** Problem requirements **
Filter these entries, keeping only lines that hold the word "Reference".

** Task data **
☆ ☆ ☆ ☆ ☆ ☆ ☆

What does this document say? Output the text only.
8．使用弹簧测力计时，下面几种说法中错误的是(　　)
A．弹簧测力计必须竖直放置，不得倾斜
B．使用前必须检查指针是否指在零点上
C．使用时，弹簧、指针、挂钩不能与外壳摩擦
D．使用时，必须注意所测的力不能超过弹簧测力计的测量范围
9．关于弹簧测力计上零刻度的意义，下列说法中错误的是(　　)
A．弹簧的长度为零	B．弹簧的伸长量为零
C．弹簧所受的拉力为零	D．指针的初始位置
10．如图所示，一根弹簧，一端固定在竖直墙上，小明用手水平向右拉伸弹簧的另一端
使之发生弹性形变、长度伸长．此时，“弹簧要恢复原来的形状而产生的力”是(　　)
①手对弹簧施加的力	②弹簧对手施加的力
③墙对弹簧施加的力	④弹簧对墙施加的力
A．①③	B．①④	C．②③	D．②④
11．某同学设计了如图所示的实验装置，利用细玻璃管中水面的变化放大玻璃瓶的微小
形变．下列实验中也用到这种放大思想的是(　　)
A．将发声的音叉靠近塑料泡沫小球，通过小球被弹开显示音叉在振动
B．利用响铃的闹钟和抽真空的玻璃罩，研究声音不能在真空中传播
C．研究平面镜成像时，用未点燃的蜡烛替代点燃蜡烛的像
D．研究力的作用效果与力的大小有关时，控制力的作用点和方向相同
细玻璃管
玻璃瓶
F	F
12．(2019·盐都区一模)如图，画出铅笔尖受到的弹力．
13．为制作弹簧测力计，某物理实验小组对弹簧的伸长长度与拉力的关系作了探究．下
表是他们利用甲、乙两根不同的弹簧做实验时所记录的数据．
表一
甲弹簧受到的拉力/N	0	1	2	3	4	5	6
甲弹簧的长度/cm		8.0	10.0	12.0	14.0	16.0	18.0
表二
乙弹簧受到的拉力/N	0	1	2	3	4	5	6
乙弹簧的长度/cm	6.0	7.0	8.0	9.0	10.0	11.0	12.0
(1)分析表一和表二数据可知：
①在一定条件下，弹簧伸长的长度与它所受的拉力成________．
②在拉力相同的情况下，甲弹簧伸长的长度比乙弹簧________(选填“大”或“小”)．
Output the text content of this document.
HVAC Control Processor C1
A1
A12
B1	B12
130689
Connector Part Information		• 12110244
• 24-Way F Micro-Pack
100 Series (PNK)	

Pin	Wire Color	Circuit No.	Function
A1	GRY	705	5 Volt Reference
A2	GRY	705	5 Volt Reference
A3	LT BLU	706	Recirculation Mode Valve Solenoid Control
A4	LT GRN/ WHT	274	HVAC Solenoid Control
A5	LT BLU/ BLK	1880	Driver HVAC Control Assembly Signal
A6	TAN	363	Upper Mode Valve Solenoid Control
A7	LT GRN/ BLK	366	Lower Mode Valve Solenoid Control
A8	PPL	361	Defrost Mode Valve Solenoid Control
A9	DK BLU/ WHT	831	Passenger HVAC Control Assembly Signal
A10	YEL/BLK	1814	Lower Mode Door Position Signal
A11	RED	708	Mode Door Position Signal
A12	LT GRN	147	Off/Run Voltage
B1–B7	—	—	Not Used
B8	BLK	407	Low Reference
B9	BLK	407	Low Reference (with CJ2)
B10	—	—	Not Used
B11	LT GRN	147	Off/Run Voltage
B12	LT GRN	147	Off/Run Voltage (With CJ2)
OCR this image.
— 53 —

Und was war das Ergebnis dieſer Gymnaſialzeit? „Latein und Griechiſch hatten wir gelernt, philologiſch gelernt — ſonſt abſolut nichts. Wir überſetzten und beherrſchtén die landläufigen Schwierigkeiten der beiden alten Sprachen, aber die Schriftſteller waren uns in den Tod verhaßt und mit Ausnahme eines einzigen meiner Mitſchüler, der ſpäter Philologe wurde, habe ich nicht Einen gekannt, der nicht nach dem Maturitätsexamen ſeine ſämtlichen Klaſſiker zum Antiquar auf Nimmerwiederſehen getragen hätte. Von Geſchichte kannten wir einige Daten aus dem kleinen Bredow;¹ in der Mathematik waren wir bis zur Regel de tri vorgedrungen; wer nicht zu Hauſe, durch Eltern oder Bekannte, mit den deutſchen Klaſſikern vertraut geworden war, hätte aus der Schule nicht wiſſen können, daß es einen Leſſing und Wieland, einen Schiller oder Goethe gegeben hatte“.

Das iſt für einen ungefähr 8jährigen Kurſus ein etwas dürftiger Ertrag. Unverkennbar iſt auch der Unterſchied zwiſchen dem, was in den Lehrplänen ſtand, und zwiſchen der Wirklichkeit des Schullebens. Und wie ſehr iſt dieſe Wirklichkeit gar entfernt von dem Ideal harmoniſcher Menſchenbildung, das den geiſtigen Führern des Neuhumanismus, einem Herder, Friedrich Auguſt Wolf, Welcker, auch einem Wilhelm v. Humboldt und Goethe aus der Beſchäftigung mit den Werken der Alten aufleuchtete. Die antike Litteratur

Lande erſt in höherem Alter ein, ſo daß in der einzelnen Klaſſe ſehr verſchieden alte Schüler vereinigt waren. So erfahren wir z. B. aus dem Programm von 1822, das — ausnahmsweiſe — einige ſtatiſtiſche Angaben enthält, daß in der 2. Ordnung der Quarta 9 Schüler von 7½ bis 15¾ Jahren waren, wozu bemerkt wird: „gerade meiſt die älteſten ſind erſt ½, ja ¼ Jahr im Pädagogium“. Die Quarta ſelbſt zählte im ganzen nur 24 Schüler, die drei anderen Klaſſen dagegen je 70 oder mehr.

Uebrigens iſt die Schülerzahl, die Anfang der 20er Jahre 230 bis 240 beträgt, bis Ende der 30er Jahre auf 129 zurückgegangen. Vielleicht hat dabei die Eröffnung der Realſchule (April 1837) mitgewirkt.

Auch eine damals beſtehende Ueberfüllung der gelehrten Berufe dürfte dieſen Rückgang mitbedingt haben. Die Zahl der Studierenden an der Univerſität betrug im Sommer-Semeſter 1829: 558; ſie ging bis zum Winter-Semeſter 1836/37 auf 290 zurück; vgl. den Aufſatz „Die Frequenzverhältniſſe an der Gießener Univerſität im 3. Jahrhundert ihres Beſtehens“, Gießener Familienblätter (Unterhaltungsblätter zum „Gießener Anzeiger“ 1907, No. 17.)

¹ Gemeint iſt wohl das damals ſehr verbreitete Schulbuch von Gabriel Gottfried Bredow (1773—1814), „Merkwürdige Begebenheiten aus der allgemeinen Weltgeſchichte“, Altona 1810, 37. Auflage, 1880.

☆ ☆ ☆ ☆ ☆ ☆ ☆

** Correct result **
A1	GRY	705	5 Volt Reference
A2	GRY	705	5 Volt Reference
B8	BLK	407	Low Reference
B9	BLK	407	Low Reference (with CJ2)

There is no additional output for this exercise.